DESCRIPTION OF THE TASK: Copy the entries below exactly. Images do not belong in the copy.

'''

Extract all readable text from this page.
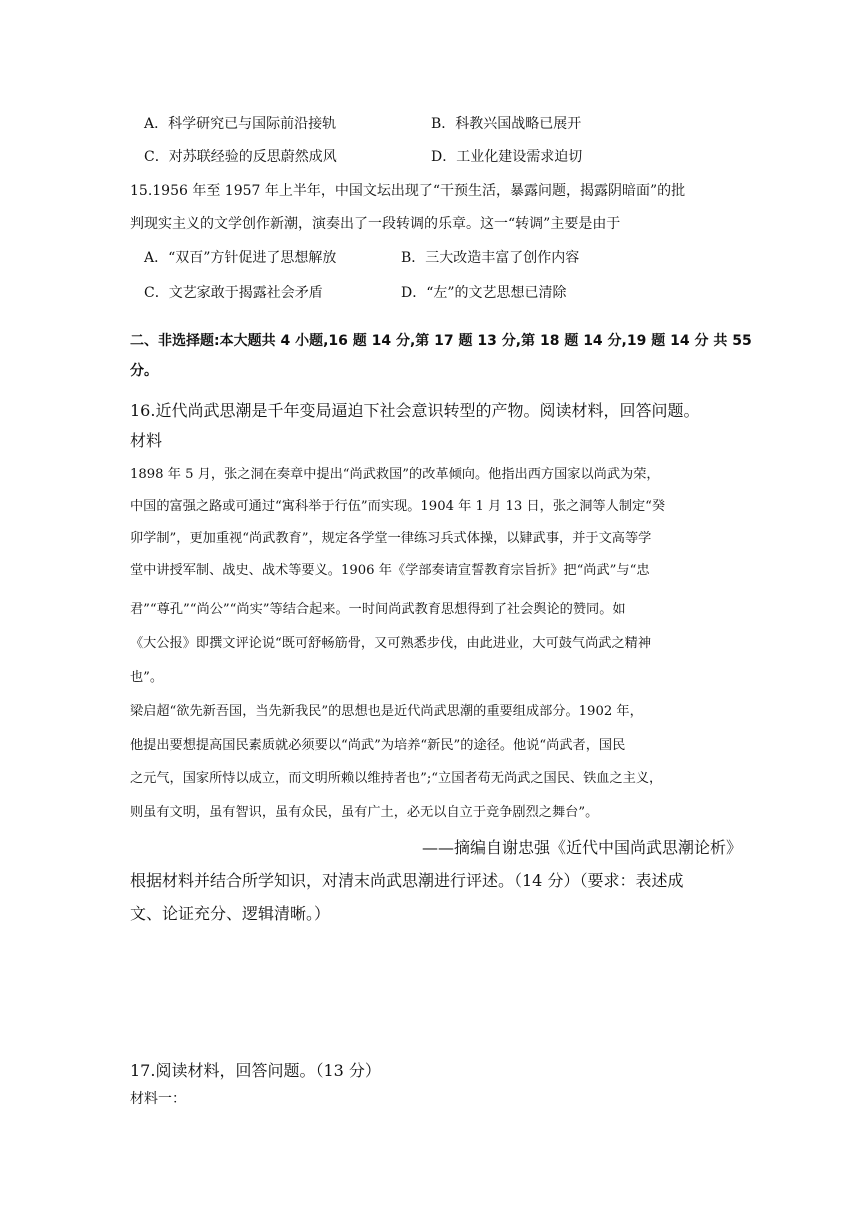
A．科学研究已与国际前沿接轨	B．科教兴国战略已展开
C．对苏联经验的反思蔚然成风	D．工业化建设需求迫切
15.1956 年至 1957 年上半年，中国文坛出现了“干预生活，暴露问题，揭露阴暗面”的批
判现实主义的文学创作新潮，演奏出了一段转调的乐章。这一“转调”主要是由于
A．“双百”方针促进了思想解放	B．三大改造丰富了创作内容
C．文艺家敢于揭露社会矛盾	D．“左”的文艺思想已清除
二、非选择题:本大题共 4 小题,16 题 14 分,第 17 题 13 分,第 18 题 14 分,19 题 14 分 共 55
分。
16.近代尚武思潮是千年变局逼迫下社会意识转型的产物。阅读材料，回答问题。
材料
1898 年 5 月，张之洞在奏章中提出“尚武救国”的改革倾向。他指出西方国家以尚武为荣，
中国的富强之路或可通过“寓科举于行伍”而实现。1904 年 1 月 13 日，张之洞等人制定“癸
卯学制”，更加重视“尚武教育”，规定各学堂一律练习兵式体操，以肄武事，并于文高等学
堂中讲授军制、战史、战术等要义。1906 年《学部奏请宣誓教育宗旨折》把“尚武”与“忠
君”“尊孔”“尚公”“尚实”等结合起来。一时间尚武教育思想得到了社会舆论的赞同。如
《大公报》即撰文评论说“既可舒畅筋骨，又可熟悉步伐，由此进业，大可鼓气尚武之精神
也”。
梁启超“欲先新吾国，当先新我民”的思想也是近代尚武思潮的重要组成部分。1902 年，
他提出要想提高国民素质就必须要以“尚武”为培养“新民”的途径。他说“尚武者，国民
之元气，国家所恃以成立，而文明所赖以维持者也”;“立国者苟无尚武之国民、铁血之主义，
则虽有文明，虽有智识，虽有众民，虽有广土，必无以自立于竞争剧烈之舞台”。
——摘编自谢忠强《近代中国尚武思潮论析》
根据材料并结合所学知识，对清末尚武思潮进行评述。（14 分）（要求：表述成
文、论证充分、逻辑清晰。）
17.阅读材料，回答问题。（13 分）
材料一：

'''

WRITTEN SOLUTION:
Extract all readable text from this page.
A．科学研究已与国际前沿接轨	B．科教兴国战略已展开
C．对苏联经验的反思蔚然成风	D．工业化建设需求迫切
15.1956 年至 1957 年上半年，中国文坛出现了“干预生活，暴露问题，揭露阴暗面”的批
判现实主义的文学创作新潮，演奏出了一段转调的乐章。这一“转调”主要是由于
A．“双百”方针促进了思想解放	B．三大改造丰富了创作内容
C．文艺家敢于揭露社会矛盾	D．“左”的文艺思想已清除
二、非选择题:本大题共 4 小题,16 题 14 分,第 17 题 13 分,第 18 题 14 分,19 题 14 分 共 55
分。
16.近代尚武思潮是千年变局逼迫下社会意识转型的产物。阅读材料，回答问题。
材料
1898 年 5 月，张之洞在奏章中提出“尚武救国”的改革倾向。他指出西方国家以尚武为荣，
中国的富强之路或可通过“寓科举于行伍”而实现。1904 年 1 月 13 日，张之洞等人制定“癸
卯学制”，更加重视“尚武教育”，规定各学堂一律练习兵式体操，以肄武事，并于文高等学
堂中讲授军制、战史、战术等要义。1906 年《学部奏请宣誓教育宗旨折》把“尚武”与“忠
君”“尊孔”“尚公”“尚实”等结合起来。一时间尚武教育思想得到了社会舆论的赞同。如
《大公报》即撰文评论说“既可舒畅筋骨，又可熟悉步伐，由此进业，大可鼓气尚武之精神
也”。
梁启超“欲先新吾国，当先新我民”的思想也是近代尚武思潮的重要组成部分。1902 年，
他提出要想提高国民素质就必须要以“尚武”为培养“新民”的途径。他说“尚武者，国民
之元气，国家所恃以成立，而文明所赖以维持者也”;“立国者苟无尚武之国民、铁血之主义，
则虽有文明，虽有智识，虽有众民，虽有广土，必无以自立于竞争剧烈之舞台”。
——摘编自谢忠强《近代中国尚武思潮论析》
根据材料并结合所学知识，对清末尚武思潮进行评述。（14 分）（要求：表述成
文、论证充分、逻辑清晰。）
17.阅读材料，回答问题。（13 分）
材料一：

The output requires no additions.